All entries below need to be written out exactly, but without their pictures.

/---

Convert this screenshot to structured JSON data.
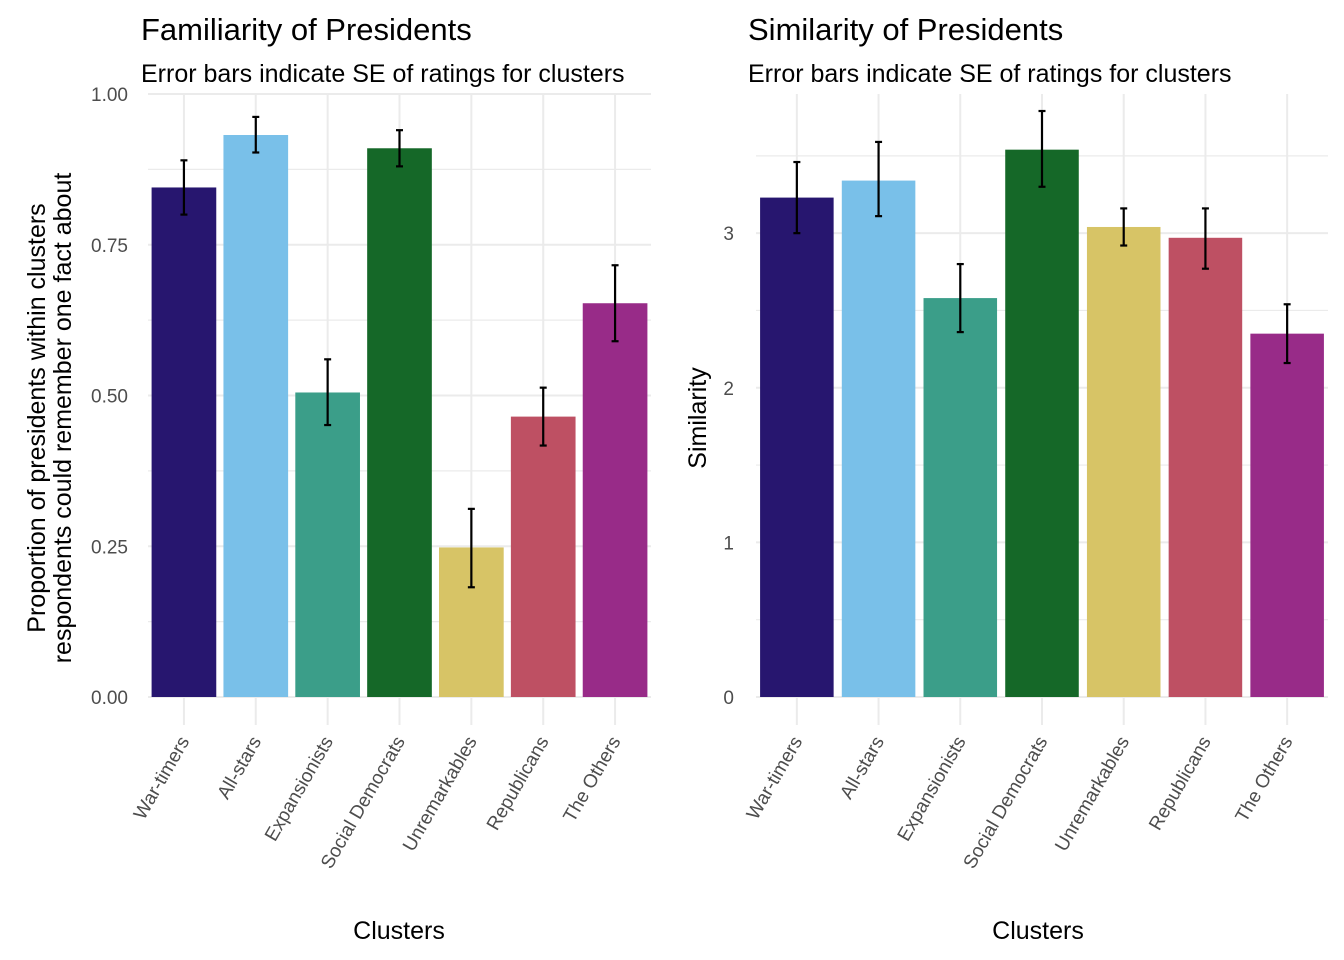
{
  "chart_data": [
    {
      "type": "bar",
      "title": "Familiarity of Presidents",
      "subtitle": "Error bars indicate SE of ratings for clusters",
      "xlabel": "Clusters",
      "ylabel_lines": [
        "Proportion of presidents within clusters",
        "respondents could remember one fact about"
      ],
      "categories": [
        "War-timers",
        "All-stars",
        "Expansionists",
        "Social Democrats",
        "Unremarkables",
        "Republicans",
        "The Others"
      ],
      "values": [
        0.845,
        0.932,
        0.505,
        0.91,
        0.248,
        0.465,
        0.653
      ],
      "error_low": [
        0.8,
        0.903,
        0.451,
        0.88,
        0.182,
        0.417,
        0.59
      ],
      "error_high": [
        0.89,
        0.962,
        0.56,
        0.94,
        0.312,
        0.513,
        0.716
      ],
      "ylim": [
        0,
        1.0
      ],
      "yticks": [
        0,
        0.25,
        0.5,
        0.75,
        1.0
      ],
      "ytick_labels": [
        "0.00",
        "0.25",
        "0.50",
        "0.75",
        "1.00"
      ],
      "colors": [
        "#27166f",
        "#79c0e9",
        "#3b9e89",
        "#156828",
        "#d7c466",
        "#be5063",
        "#982b88"
      ]
    },
    {
      "type": "bar",
      "title": "Similarity of Presidents",
      "subtitle": "Error bars indicate SE of ratings for clusters",
      "xlabel": "Clusters",
      "ylabel_lines": [
        "Similarity"
      ],
      "categories": [
        "War-timers",
        "All-stars",
        "Expansionists",
        "Social Democrats",
        "Unremarkables",
        "Republicans",
        "The Others"
      ],
      "values": [
        3.23,
        3.34,
        2.58,
        3.54,
        3.04,
        2.97,
        2.35
      ],
      "error_low": [
        3.0,
        3.11,
        2.36,
        3.3,
        2.92,
        2.77,
        2.16
      ],
      "error_high": [
        3.46,
        3.59,
        2.8,
        3.79,
        3.16,
        3.16,
        2.54
      ],
      "ylim": [
        0,
        3.9
      ],
      "yticks": [
        0,
        1,
        2,
        3
      ],
      "ytick_labels": [
        "0",
        "1",
        "2",
        "3"
      ],
      "colors": [
        "#27166f",
        "#79c0e9",
        "#3b9e89",
        "#156828",
        "#d7c466",
        "#be5063",
        "#982b88"
      ]
    }
  ]
}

\---

▶ **Full response**
Convert this screenshot to structured JSON data.
{
  "chart_data": [
    {
      "type": "bar",
      "title": "Familiarity of Presidents",
      "subtitle": "Error bars indicate SE of ratings for clusters",
      "xlabel": "Clusters",
      "ylabel_lines": [
        "Proportion of presidents within clusters",
        "respondents could remember one fact about"
      ],
      "categories": [
        "War-timers",
        "All-stars",
        "Expansionists",
        "Social Democrats",
        "Unremarkables",
        "Republicans",
        "The Others"
      ],
      "values": [
        0.845,
        0.932,
        0.505,
        0.91,
        0.248,
        0.465,
        0.653
      ],
      "error_low": [
        0.8,
        0.903,
        0.451,
        0.88,
        0.182,
        0.417,
        0.59
      ],
      "error_high": [
        0.89,
        0.962,
        0.56,
        0.94,
        0.312,
        0.513,
        0.716
      ],
      "ylim": [
        0,
        1.0
      ],
      "yticks": [
        0,
        0.25,
        0.5,
        0.75,
        1.0
      ],
      "ytick_labels": [
        "0.00",
        "0.25",
        "0.50",
        "0.75",
        "1.00"
      ],
      "colors": [
        "#27166f",
        "#79c0e9",
        "#3b9e89",
        "#156828",
        "#d7c466",
        "#be5063",
        "#982b88"
      ]
    },
    {
      "type": "bar",
      "title": "Similarity of Presidents",
      "subtitle": "Error bars indicate SE of ratings for clusters",
      "xlabel": "Clusters",
      "ylabel_lines": [
        "Similarity"
      ],
      "categories": [
        "War-timers",
        "All-stars",
        "Expansionists",
        "Social Democrats",
        "Unremarkables",
        "Republicans",
        "The Others"
      ],
      "values": [
        3.23,
        3.34,
        2.58,
        3.54,
        3.04,
        2.97,
        2.35
      ],
      "error_low": [
        3.0,
        3.11,
        2.36,
        3.3,
        2.92,
        2.77,
        2.16
      ],
      "error_high": [
        3.46,
        3.59,
        2.8,
        3.79,
        3.16,
        3.16,
        2.54
      ],
      "ylim": [
        0,
        3.9
      ],
      "yticks": [
        0,
        1,
        2,
        3
      ],
      "ytick_labels": [
        "0",
        "1",
        "2",
        "3"
      ],
      "colors": [
        "#27166f",
        "#79c0e9",
        "#3b9e89",
        "#156828",
        "#d7c466",
        "#be5063",
        "#982b88"
      ]
    }
  ]
}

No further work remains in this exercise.